• _Written instruction_: Collect from the data below each line with "wpisz".

Records from a collection of figures
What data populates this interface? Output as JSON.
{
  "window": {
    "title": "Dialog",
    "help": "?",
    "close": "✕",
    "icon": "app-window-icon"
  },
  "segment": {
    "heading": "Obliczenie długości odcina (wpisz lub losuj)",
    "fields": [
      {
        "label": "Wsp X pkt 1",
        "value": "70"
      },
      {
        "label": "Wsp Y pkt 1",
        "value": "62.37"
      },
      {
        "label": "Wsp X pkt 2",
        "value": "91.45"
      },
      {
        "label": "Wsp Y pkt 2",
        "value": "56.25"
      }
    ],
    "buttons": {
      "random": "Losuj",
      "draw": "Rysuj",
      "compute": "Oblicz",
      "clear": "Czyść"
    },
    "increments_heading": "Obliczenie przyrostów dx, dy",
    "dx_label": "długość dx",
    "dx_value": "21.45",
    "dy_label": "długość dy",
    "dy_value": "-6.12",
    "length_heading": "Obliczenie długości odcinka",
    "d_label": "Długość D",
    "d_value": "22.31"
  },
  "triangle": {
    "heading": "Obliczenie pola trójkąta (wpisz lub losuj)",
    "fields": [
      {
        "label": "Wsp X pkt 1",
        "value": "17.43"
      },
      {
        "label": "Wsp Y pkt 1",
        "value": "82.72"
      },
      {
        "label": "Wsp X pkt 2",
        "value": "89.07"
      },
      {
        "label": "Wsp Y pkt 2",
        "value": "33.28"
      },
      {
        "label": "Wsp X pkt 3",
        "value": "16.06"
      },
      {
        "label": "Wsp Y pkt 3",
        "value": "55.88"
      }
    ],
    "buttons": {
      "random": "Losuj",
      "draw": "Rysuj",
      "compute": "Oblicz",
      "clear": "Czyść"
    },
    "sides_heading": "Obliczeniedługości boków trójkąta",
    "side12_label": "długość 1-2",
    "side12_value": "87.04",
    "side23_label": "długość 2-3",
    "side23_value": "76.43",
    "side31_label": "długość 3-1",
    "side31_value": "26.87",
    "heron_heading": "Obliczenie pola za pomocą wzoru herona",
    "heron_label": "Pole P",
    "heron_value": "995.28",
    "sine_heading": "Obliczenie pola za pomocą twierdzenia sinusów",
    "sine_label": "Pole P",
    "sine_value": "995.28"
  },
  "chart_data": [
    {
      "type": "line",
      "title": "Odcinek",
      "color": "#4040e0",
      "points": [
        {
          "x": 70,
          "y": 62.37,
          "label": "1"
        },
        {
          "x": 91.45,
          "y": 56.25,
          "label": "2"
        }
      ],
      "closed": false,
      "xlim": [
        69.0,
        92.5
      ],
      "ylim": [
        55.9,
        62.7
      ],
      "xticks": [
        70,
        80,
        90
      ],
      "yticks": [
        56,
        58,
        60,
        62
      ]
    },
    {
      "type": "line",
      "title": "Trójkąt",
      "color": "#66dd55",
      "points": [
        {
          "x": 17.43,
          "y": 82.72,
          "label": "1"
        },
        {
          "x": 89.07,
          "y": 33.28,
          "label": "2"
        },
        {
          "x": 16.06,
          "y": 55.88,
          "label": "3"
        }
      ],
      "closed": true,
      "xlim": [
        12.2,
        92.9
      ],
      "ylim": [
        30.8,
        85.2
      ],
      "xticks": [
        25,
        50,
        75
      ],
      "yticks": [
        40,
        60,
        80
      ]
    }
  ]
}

• _Finished exercise_:
    "heading": "Obliczenie długości odcina (wpisz lub losuj)",
    "heading": "Obliczenie pola trójkąta (wpisz lub losuj)",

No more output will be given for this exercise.